GOAL OF THE EXERCISE:
Repeat each record exactly. Any picture gets left out.
+++++
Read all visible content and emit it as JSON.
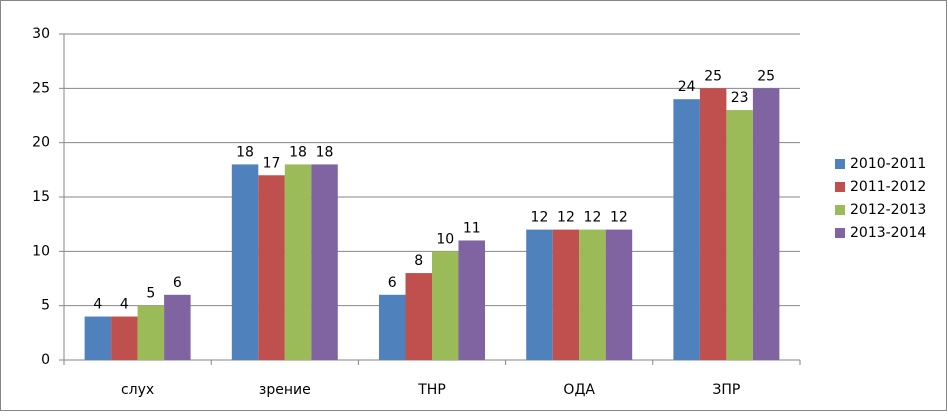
{
  "chart_data": {
    "type": "bar",
    "categories": [
      "слух",
      "зрение",
      "ТНР",
      "ОДА",
      "ЗПР"
    ],
    "series": [
      {
        "name": "2010-2011",
        "color": "#4f81bd",
        "values": [
          4,
          18,
          6,
          12,
          24
        ]
      },
      {
        "name": "2011-2012",
        "color": "#c0504d",
        "values": [
          4,
          17,
          8,
          12,
          25
        ]
      },
      {
        "name": "2012-2013",
        "color": "#9bbb59",
        "values": [
          5,
          18,
          10,
          12,
          23
        ]
      },
      {
        "name": "2013-2014",
        "color": "#8064a2",
        "values": [
          6,
          18,
          11,
          12,
          25
        ]
      }
    ],
    "ylim": [
      0,
      30
    ],
    "yticks": [
      0,
      5,
      10,
      15,
      20,
      25,
      30
    ],
    "grid": true,
    "legend": "right"
  }
}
+++++
WRITTEN ANSWER:
Read all visible content and emit it as JSON.
{
  "chart_data": {
    "type": "bar",
    "categories": [
      "слух",
      "зрение",
      "ТНР",
      "ОДА",
      "ЗПР"
    ],
    "series": [
      {
        "name": "2010-2011",
        "color": "#4f81bd",
        "values": [
          4,
          18,
          6,
          12,
          24
        ]
      },
      {
        "name": "2011-2012",
        "color": "#c0504d",
        "values": [
          4,
          17,
          8,
          12,
          25
        ]
      },
      {
        "name": "2012-2013",
        "color": "#9bbb59",
        "values": [
          5,
          18,
          10,
          12,
          23
        ]
      },
      {
        "name": "2013-2014",
        "color": "#8064a2",
        "values": [
          6,
          18,
          11,
          12,
          25
        ]
      }
    ],
    "ylim": [
      0,
      30
    ],
    "yticks": [
      0,
      5,
      10,
      15,
      20,
      25,
      30
    ],
    "grid": true,
    "legend": "right"
  }
}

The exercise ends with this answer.